*EXERCISE DETAILS*: Wherever a line holds the string "text", copy that line.

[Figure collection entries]
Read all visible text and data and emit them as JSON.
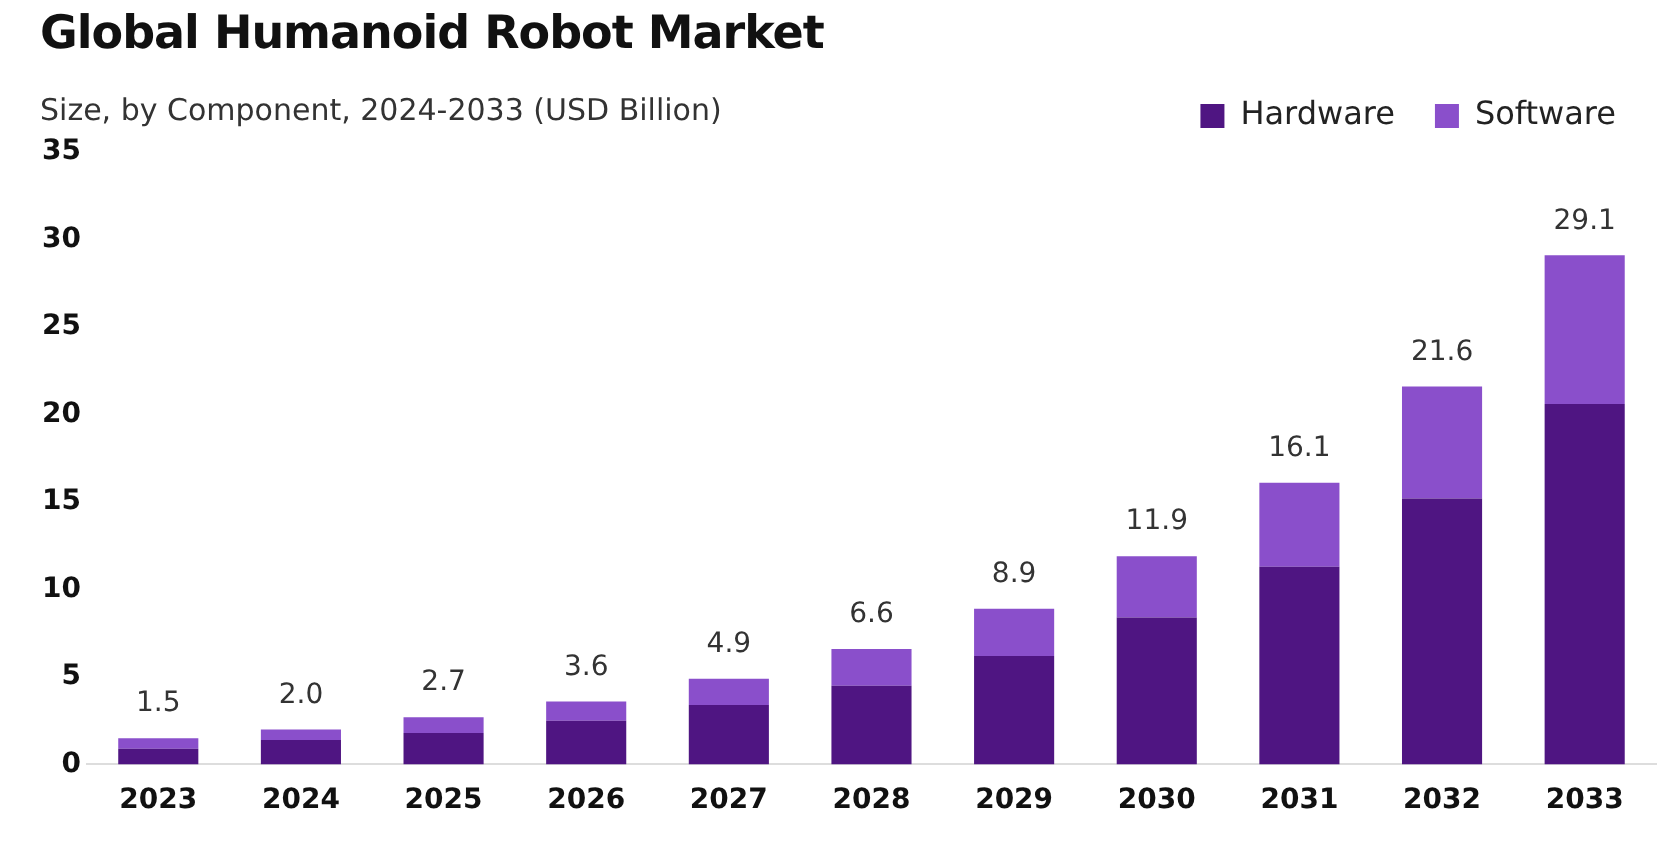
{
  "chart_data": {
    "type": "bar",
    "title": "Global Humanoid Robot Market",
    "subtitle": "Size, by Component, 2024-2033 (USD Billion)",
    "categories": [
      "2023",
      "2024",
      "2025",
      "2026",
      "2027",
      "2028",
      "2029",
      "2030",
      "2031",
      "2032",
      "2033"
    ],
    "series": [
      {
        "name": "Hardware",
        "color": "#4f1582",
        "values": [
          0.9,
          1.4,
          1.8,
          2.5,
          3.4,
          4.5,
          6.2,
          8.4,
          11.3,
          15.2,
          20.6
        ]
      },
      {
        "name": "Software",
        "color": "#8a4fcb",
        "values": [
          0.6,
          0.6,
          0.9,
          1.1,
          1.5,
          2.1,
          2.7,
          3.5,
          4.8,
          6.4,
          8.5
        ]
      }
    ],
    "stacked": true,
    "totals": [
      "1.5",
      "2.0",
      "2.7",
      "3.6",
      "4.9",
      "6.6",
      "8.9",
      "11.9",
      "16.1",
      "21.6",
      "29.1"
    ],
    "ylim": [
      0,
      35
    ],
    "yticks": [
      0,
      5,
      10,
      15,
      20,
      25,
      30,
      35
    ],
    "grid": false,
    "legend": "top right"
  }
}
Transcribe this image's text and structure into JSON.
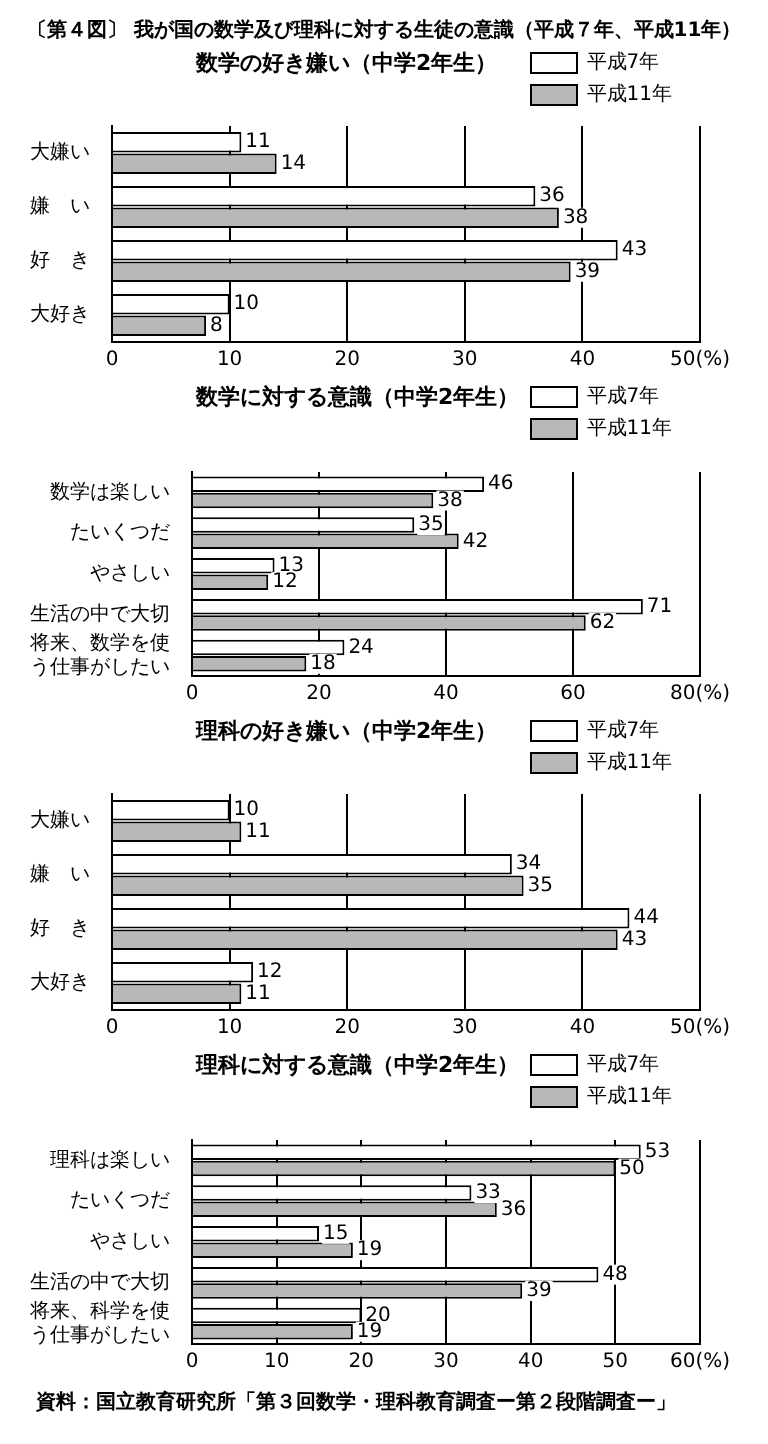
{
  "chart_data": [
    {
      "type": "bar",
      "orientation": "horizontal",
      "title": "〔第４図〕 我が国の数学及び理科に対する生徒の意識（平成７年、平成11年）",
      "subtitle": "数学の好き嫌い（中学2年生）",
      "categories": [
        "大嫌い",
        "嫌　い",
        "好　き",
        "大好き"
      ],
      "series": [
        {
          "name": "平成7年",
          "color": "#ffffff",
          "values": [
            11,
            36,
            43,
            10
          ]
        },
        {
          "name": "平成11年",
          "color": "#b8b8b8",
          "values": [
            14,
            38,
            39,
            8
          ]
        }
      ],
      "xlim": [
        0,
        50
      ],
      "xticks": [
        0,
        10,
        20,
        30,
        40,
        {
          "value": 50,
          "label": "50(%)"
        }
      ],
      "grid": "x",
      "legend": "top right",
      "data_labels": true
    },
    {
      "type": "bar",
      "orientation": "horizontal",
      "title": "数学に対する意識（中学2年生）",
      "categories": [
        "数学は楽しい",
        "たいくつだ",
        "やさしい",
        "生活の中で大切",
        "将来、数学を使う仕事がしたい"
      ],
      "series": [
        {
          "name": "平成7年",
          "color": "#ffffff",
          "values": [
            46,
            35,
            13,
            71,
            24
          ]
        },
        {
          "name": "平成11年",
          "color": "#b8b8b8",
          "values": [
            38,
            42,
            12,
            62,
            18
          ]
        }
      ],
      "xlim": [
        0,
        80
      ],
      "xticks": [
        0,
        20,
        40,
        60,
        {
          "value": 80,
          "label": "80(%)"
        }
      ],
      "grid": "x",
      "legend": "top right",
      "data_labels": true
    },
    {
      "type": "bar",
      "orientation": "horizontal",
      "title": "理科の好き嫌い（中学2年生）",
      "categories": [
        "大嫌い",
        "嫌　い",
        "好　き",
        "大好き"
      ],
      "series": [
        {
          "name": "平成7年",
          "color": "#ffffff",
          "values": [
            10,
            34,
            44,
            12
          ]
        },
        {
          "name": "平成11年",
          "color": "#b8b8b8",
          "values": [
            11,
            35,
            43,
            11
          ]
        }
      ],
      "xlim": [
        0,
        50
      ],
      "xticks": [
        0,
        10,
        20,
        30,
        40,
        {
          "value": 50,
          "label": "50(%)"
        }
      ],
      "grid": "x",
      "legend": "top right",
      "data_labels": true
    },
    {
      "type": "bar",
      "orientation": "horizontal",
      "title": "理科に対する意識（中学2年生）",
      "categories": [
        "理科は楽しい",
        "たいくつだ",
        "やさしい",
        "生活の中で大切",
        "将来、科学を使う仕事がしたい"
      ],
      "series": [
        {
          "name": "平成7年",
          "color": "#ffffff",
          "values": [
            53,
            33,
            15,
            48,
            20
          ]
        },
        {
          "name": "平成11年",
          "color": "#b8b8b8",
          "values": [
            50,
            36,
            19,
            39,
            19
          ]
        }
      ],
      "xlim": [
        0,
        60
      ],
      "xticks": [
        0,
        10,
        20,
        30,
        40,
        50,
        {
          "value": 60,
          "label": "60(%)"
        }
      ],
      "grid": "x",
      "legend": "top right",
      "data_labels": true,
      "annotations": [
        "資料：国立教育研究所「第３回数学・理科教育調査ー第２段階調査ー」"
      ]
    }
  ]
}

*SOLUTION TO THE EXERCISE*:
Read all visible text and data and emit them as JSON.
Transcribe this image's text and structure into JSON.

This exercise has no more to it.